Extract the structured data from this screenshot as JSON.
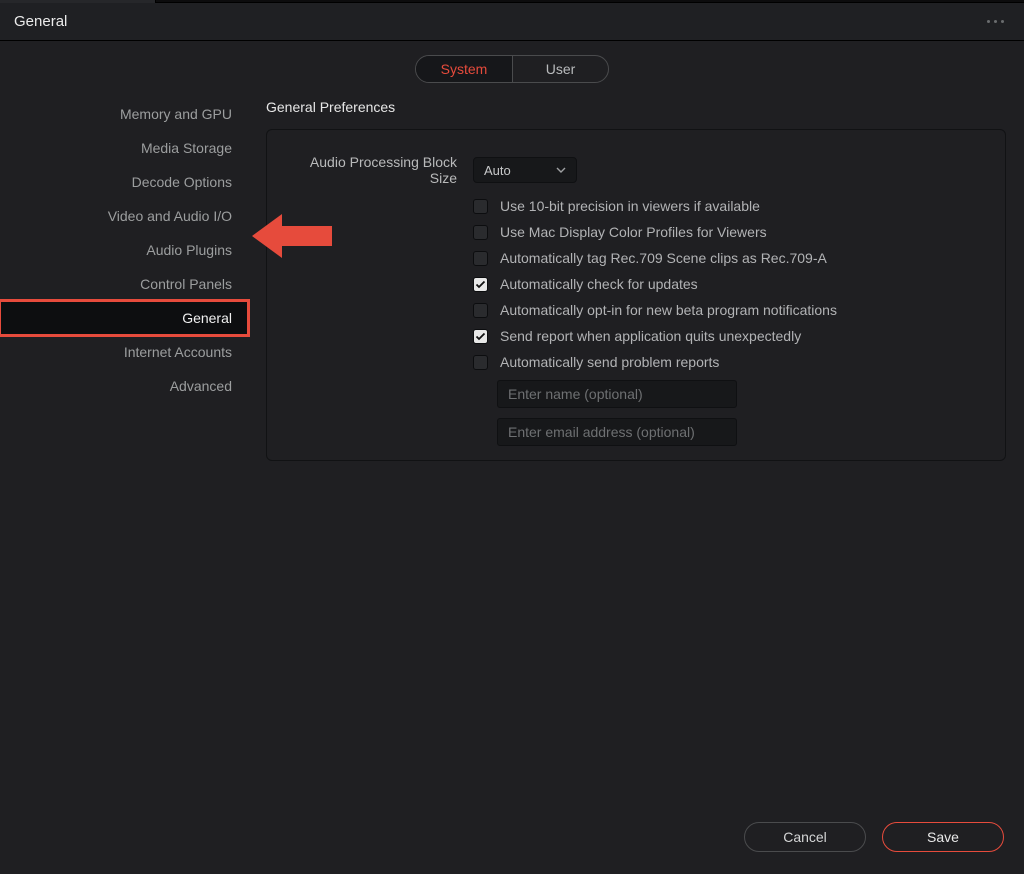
{
  "header": {
    "title": "General"
  },
  "tabs": {
    "system": "System",
    "user": "User",
    "active": "system"
  },
  "sidebar": {
    "items": [
      "Memory and GPU",
      "Media Storage",
      "Decode Options",
      "Video and Audio I/O",
      "Audio Plugins",
      "Control Panels",
      "General",
      "Internet Accounts",
      "Advanced"
    ],
    "activeIndex": 6
  },
  "panel": {
    "title": "General Preferences",
    "blockSizeLabel": "Audio Processing Block Size",
    "blockSizeValue": "Auto",
    "checks": [
      {
        "label": "Use 10-bit precision in viewers if available",
        "checked": false
      },
      {
        "label": "Use Mac Display Color Profiles for Viewers",
        "checked": false
      },
      {
        "label": "Automatically tag Rec.709 Scene clips as Rec.709-A",
        "checked": false
      },
      {
        "label": "Automatically check for updates",
        "checked": true
      },
      {
        "label": "Automatically opt-in for new beta program notifications",
        "checked": false
      },
      {
        "label": "Send report when application quits unexpectedly",
        "checked": true
      },
      {
        "label": "Automatically send problem reports",
        "checked": false
      }
    ],
    "namePlaceholder": "Enter name (optional)",
    "emailPlaceholder": "Enter email address (optional)"
  },
  "footer": {
    "cancel": "Cancel",
    "save": "Save"
  }
}
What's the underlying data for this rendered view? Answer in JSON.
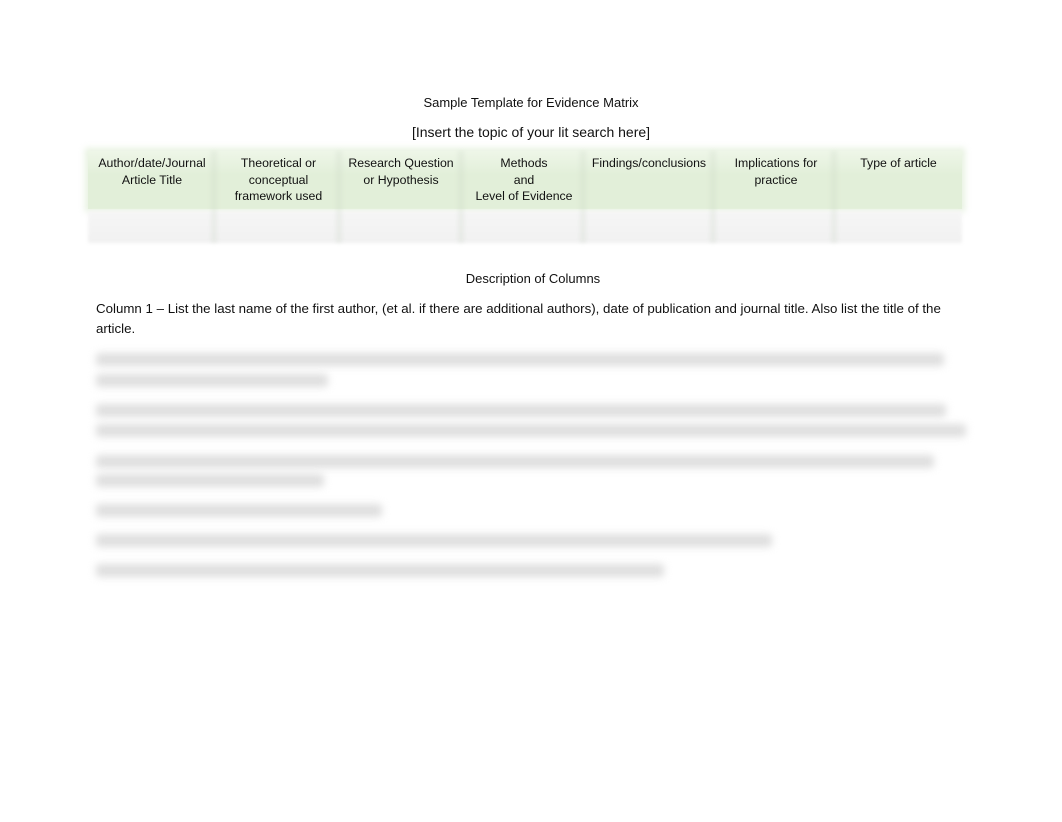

::::

Task instructions - Identify and copy the lines holding the word "General".

Full answer -
    "title": "General"
      "General",
    "title": "General Preferences",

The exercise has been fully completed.